-- start --

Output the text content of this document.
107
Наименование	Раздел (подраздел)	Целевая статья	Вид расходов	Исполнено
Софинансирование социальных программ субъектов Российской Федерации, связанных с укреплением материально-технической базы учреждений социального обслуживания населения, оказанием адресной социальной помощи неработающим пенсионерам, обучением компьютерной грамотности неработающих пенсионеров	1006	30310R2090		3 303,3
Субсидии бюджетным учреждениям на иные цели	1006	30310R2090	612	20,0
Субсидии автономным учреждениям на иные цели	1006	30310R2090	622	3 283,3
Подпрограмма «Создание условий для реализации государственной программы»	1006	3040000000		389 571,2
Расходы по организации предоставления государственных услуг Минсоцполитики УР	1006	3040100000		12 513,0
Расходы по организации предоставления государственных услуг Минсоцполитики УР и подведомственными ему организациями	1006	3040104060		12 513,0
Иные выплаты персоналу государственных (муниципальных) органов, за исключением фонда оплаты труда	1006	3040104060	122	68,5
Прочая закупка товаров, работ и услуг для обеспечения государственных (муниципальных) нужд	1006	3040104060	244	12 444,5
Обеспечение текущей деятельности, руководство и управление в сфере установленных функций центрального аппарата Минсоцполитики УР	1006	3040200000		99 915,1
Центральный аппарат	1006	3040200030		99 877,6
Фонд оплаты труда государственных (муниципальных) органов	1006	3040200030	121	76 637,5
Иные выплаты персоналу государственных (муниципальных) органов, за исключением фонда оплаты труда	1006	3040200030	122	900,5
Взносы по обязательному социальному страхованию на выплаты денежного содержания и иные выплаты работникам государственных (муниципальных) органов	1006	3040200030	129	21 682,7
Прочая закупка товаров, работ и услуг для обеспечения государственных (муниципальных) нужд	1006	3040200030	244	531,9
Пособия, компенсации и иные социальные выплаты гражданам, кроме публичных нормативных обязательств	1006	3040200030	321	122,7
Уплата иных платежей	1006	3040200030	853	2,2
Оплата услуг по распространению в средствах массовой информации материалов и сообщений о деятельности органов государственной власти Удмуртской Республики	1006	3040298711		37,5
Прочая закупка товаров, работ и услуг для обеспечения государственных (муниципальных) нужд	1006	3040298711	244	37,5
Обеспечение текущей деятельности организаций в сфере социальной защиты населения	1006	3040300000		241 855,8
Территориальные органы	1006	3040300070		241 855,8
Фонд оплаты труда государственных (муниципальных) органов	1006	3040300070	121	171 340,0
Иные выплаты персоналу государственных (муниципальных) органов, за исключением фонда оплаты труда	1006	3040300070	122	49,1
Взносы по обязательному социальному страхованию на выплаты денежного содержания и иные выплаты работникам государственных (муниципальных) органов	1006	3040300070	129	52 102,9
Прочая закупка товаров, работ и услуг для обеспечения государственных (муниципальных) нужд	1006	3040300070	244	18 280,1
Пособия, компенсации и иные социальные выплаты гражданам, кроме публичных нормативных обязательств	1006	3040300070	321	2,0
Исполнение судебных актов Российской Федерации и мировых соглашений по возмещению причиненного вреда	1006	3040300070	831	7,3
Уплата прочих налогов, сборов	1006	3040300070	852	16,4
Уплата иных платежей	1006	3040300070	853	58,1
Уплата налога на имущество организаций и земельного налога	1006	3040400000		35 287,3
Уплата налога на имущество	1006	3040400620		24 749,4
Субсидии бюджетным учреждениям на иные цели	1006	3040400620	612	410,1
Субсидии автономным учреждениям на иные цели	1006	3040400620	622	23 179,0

-- end --

PROBLEM — Collect every line from the records above that contains the word "социальному".

RESPONSE —
Взносы по обязательному социальному страхованию на выплаты денежного содержания и иные выплаты работникам государственных (муниципальных) органов	1006	3040200030	129	21 682,7
Взносы по обязательному социальному страхованию на выплаты денежного содержания и иные выплаты работникам государственных (муниципальных) органов	1006	3040300070	129	52 102,9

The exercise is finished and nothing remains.